Reading passage >>
● ● ● ● ●
Friday, February 29, 2008

toilet nation

2-29-08--The dollar hit another record low against the euro, deepening a six-year slide in which it has fallen more than 40% versus the European currency. WSJ A1

--... Those of us of a certain age remember it well, if painfully, and judging by the noises coming from the Federal Reserve of late we had all better get used to it again. ... Call it the Bernanke reflation, though it’s more precise to call it the Fed’s second inflation gamble of the decade. WSY, A16

--. . . overall the result is easy to predict: a regulatory pole will emerge in Eurasia, one closer to the geographic center of the world, and there will be a slowdown in the flow of goods, capital, and migration that currently nourishes the United States. The United States will then have to live like other nations, notably by reigning in its huge trade deficit, a constraint that would imply a 15 to 20 percent drop in the standard of living of the population. . . –Emmanuel Todd, p. 199 (2002)
● ● ● ● ●
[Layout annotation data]
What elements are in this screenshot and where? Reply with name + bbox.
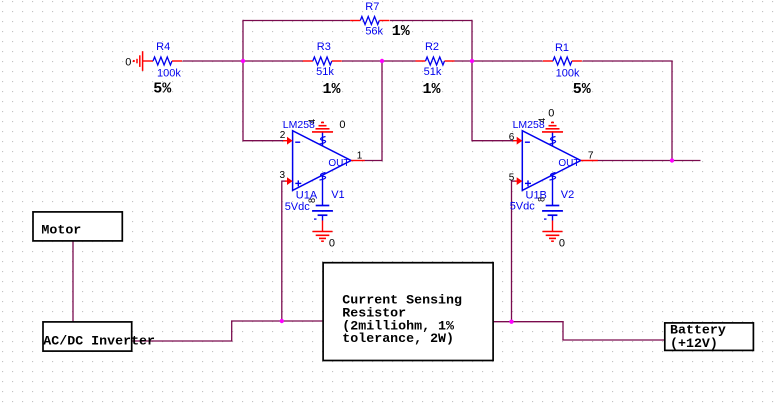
Battery box [665, 323, 754, 351]
svg-text:1%: 1% [423, 81, 442, 98]
U1A bottom power squiggle [320, 173, 326, 181]
wire R7 top right [390, 20, 472, 22]
op-amp U1B triangle [522, 131, 581, 191]
wire corner down to U1B output [671, 61, 673, 161]
svg-text:1: 1 [357, 150, 363, 161]
node junction R1-output [670, 158, 674, 162]
svg-text:R1: R1 [555, 42, 569, 54]
wire to U1A pin 2 [243, 140, 284, 142]
svg-text:V2: V2 [561, 189, 574, 201]
wire R7 left vertical [242, 20, 244, 61]
svg-text:8: 8 [537, 197, 547, 202]
resistor R4 [143, 60, 153, 62]
svg-text:0: 0 [329, 238, 335, 250]
resistor R3 [303, 60, 313, 62]
wire rail to CSR box [231, 320, 323, 322]
U1A top power stem [322, 132, 324, 146]
svg-text:1%: 1% [323, 81, 342, 98]
svg-text:R4: R4 [156, 41, 170, 53]
svg-text:OUT: OUT [328, 158, 349, 169]
U1B minus mark [525, 141, 530, 143]
U1A pin 3 arrow [285, 180, 288, 182]
wire jog down [562, 322, 564, 341]
svg-text:56k: 56k [365, 26, 383, 38]
resistor R2 [416, 60, 426, 62]
U1B pin 6 arrow [513, 140, 518, 142]
svg-text:0: 0 [125, 57, 131, 69]
wire inverter jog up [231, 321, 233, 342]
ground above U1A [312, 131, 333, 133]
svg-text:R3: R3 [317, 41, 331, 53]
U1A top power squiggle [320, 137, 326, 145]
ground above U1B [542, 131, 563, 133]
wire U1B output to end [598, 160, 701, 162]
svg-text:5%: 5% [153, 81, 172, 98]
node junction R3-R2-out [380, 59, 384, 63]
wire U1A pin 3 vertical [281, 181, 283, 322]
wire R2 to R1 [455, 60, 543, 62]
wire R4 to R3 [183, 60, 304, 62]
resistor R7 [350, 20, 360, 22]
svg-text:4: 4 [307, 119, 317, 124]
wire R1 to corner [583, 60, 673, 62]
svg-text:tolerance, 2W): tolerance, 2W) [342, 331, 454, 346]
V1 red stem [322, 221, 324, 232]
U1A output lead [351, 160, 365, 162]
U1B top power squiggle [550, 137, 556, 145]
V2 red stem [552, 221, 554, 232]
svg-text:1%: 1% [392, 23, 411, 40]
svg-text:R2: R2 [425, 41, 439, 53]
svg-text:5Vdc: 5Vdc [510, 201, 536, 213]
node junction rail pin3 [280, 319, 284, 323]
svg-text:51k: 51k [424, 66, 442, 78]
ground below V2 [543, 231, 563, 233]
U1B pin 5 arrow [515, 180, 518, 182]
wire R7 right vertical [471, 20, 473, 61]
svg-text:5%: 5% [573, 81, 592, 98]
wire U1A output vertical to junction [381, 61, 383, 161]
U1A bottom power stem [322, 175, 324, 206]
wire R7 top left [243, 20, 350, 22]
wire Motor to inverter [72, 241, 74, 322]
wire to U1B pin 6 [472, 140, 514, 142]
AC/DC Inverter box [43, 322, 132, 351]
svg-text:5: 5 [509, 172, 515, 183]
svg-text:Motor: Motor [41, 223, 81, 238]
ground below V1 [313, 231, 333, 233]
svg-text:7: 7 [588, 150, 594, 161]
U1B bottom power stem [552, 175, 554, 206]
svg-text:100k: 100k [157, 67, 181, 79]
U1B bottom power squiggle [550, 173, 556, 181]
svg-text:51k: 51k [316, 66, 334, 78]
U1B plus mark [525, 182, 531, 184]
U1A pin 2 arrow [283, 140, 288, 142]
svg-text:0: 0 [339, 119, 345, 131]
wire U1B pin 5 vertical [511, 181, 513, 322]
node junction R4-R3-R7 [241, 59, 245, 63]
battery V1 [316, 205, 330, 207]
U1B top power stem [552, 132, 554, 146]
Motor box [33, 212, 122, 241]
wire junction down to pin2 level [242, 61, 244, 141]
U1B output lead [581, 160, 598, 162]
svg-text:V1: V1 [331, 189, 344, 201]
svg-text:0: 0 [548, 108, 554, 120]
wire junction down to pin6 level [471, 61, 473, 141]
svg-text:(+12V): (+12V) [670, 336, 718, 351]
wire U1A output horizontal [365, 160, 383, 162]
wire U1B pin 5 stub [512, 180, 516, 182]
svg-text:3: 3 [280, 170, 286, 181]
svg-text:R7: R7 [365, 1, 379, 13]
svg-text:2: 2 [280, 130, 286, 141]
svg-text:4: 4 [537, 118, 547, 123]
svg-text:100k: 100k [556, 67, 580, 79]
svg-text:5Vdc: 5Vdc [285, 201, 311, 213]
wire R3 to R2 [342, 60, 416, 62]
svg-text:OUT: OUT [558, 158, 579, 169]
wire inverter right [133, 340, 233, 342]
node junction R2-R1-R7 [470, 59, 474, 63]
node junction rail pin5 [509, 320, 513, 324]
resistor R1 [543, 60, 553, 62]
U1A plus mark [295, 182, 301, 184]
svg-text:0: 0 [559, 238, 565, 250]
op-amp U1A triangle [293, 131, 352, 191]
U1A minus mark [295, 141, 300, 143]
battery V2 [546, 205, 560, 207]
wire to Battery box [562, 339, 664, 341]
Current Sensing Resistor box [323, 263, 493, 361]
svg-text:6: 6 [509, 132, 515, 143]
wire U1A pin 3 stub [282, 180, 286, 182]
wire CSR to corner [494, 321, 564, 323]
svg-text:AC/DC Inverter: AC/DC Inverter [43, 333, 155, 348]
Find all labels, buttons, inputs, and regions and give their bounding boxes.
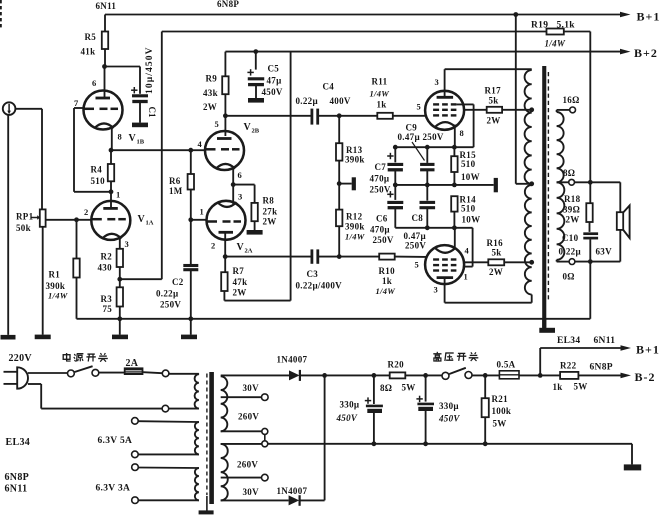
● ● ● ● ●
Your task >> Reproduce word for word the stretch of the post on the falling dollar from "--... Those of" through "p. 199 (2002)".

Completed task >>
--... Those of us of a certain age remember it well, if painfully, and judging by the noises coming from the Federal Reserve of late we had all better get used to it again. ... Call it the Bernanke reflation, though it’s more precise to call it the Fed’s second inflation gamble of the decade. WSY, A16

--. . . overall the result is easy to predict: a regulatory pole will emerge in Eurasia, one closer to the geographic center of the world, and there will be a slowdown in the flow of goods, capital, and migration that currently nourishes the United States. The United States will then have to live like other nations, notably by reigning in its huge trade deficit, a constraint that would imply a 15 to 20 percent drop in the standard of living of the population. . . –Emmanuel Todd, p. 199 (2002)